Start

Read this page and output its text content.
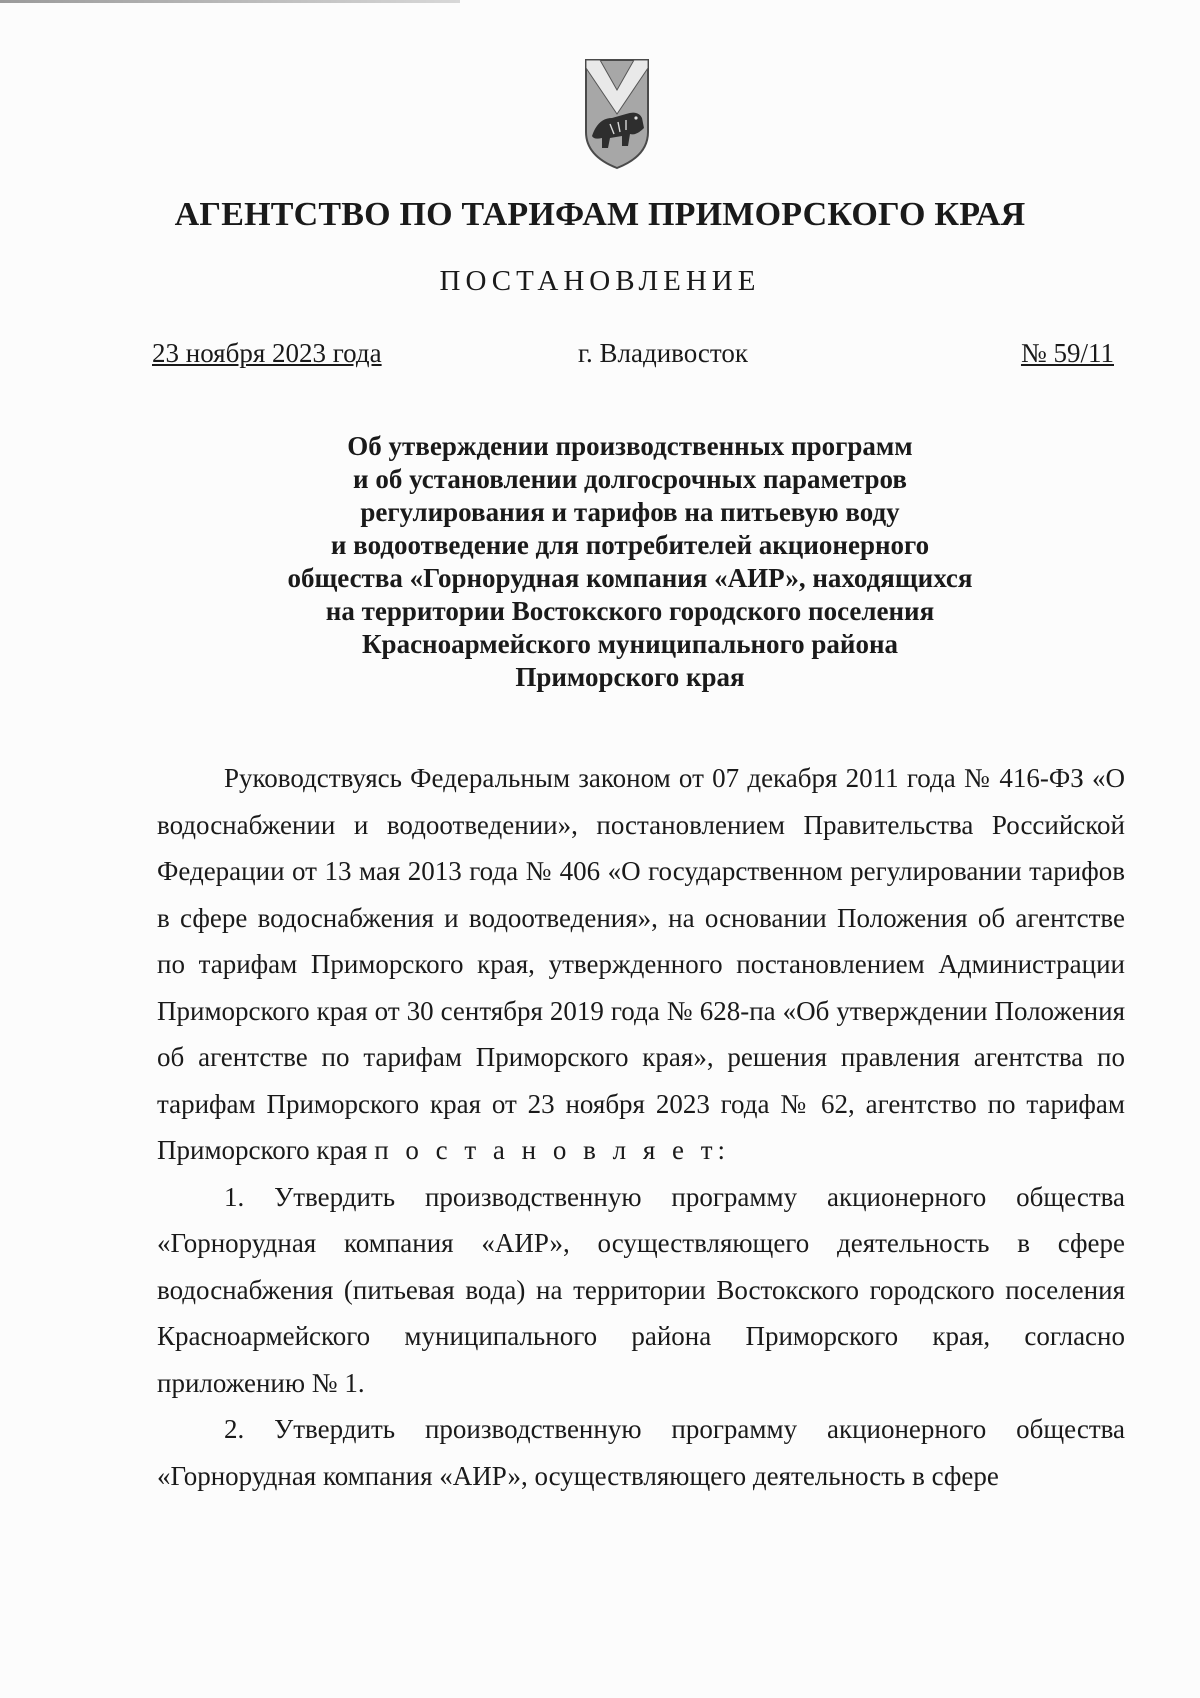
АГЕНТСТВО ПО ТАРИФАМ ПРИМОРСКОГО КРАЯ
ПОСТАНОВЛЕНИЕ
23 ноября 2023 года	г. Владивосток	№ 59/11
Об утверждении производственных программ
и об установлении долгосрочных параметров
регулирования и тарифов на питьевую воду
и водоотведение для потребителей акционерного
общества «Горнорудная компания «АИР», находящихся
на территории Востокского городского поселения
Красноармейского муниципального района
Приморского края

Руководствуясь Федеральным законом от 07 декабря 2011 года № 416-ФЗ «О водоснабжении и водоотведении», постановлением Правительства Российской Федерации от 13 мая 2013 года № 406 «О государственном регулировании тарифов в сфере водоснабжения и водоотведения», на основании Положения об агентстве по тарифам Приморского края, утвержденного постановлением Администрации Приморского края от 30 сентября 2019 года № 628-па «Об утверждении Положения об агентстве по тарифам Приморского края», решения правления агентства по тарифам Приморского края от 23 ноября 2023 года № 62, агентство по тарифам Приморского края п о с т а н о в л я е т:

1. Утвердить производственную программу акционерного общества «Горнорудная компания «АИР», осуществляющего деятельность в сфере водоснабжения (питьевая вода) на территории Востокского городского поселения Красноармейского муниципального района Приморского края, согласно приложению № 1.

2. Утвердить производственную программу акционерного общества «Горнорудная компания «АИР», осуществляющего деятельность в сфере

End

◆ **WHAT YOU ARE ASKED TO DO**
Copy all the records above exactly, but leave out the pictures.

◆ **SOLUTION TO THE PROBLEM**
Read this page and output its text content.
АГЕНТСТВО ПО ТАРИФАМ ПРИМОРСКОГО КРАЯ
ПОСТАНОВЛЕНИЕ
23 ноября 2023 года	г. Владивосток	№ 59/11
Об утверждении производственных программ
и об установлении долгосрочных параметров
регулирования и тарифов на питьевую воду
и водоотведение для потребителей акционерного
общества «Горнорудная компания «АИР», находящихся
на территории Востокского городского поселения
Красноармейского муниципального района
Приморского края

Руководствуясь Федеральным законом от 07 декабря 2011 года № 416-ФЗ «О водоснабжении и водоотведении», постановлением Правительства Российской Федерации от 13 мая 2013 года № 406 «О государственном регулировании тарифов в сфере водоснабжения и водоотведения», на основании Положения об агентстве по тарифам Приморского края, утвержденного постановлением Администрации Приморского края от 30 сентября 2019 года № 628-па «Об утверждении Положения об агентстве по тарифам Приморского края», решения правления агентства по тарифам Приморского края от 23 ноября 2023 года № 62, агентство по тарифам Приморского края п о с т а н о в л я е т:

1. Утвердить производственную программу акционерного общества «Горнорудная компания «АИР», осуществляющего деятельность в сфере водоснабжения (питьевая вода) на территории Востокского городского поселения Красноармейского муниципального района Приморского края, согласно приложению № 1.

2. Утвердить производственную программу акционерного общества «Горнорудная компания «АИР», осуществляющего деятельность в сфере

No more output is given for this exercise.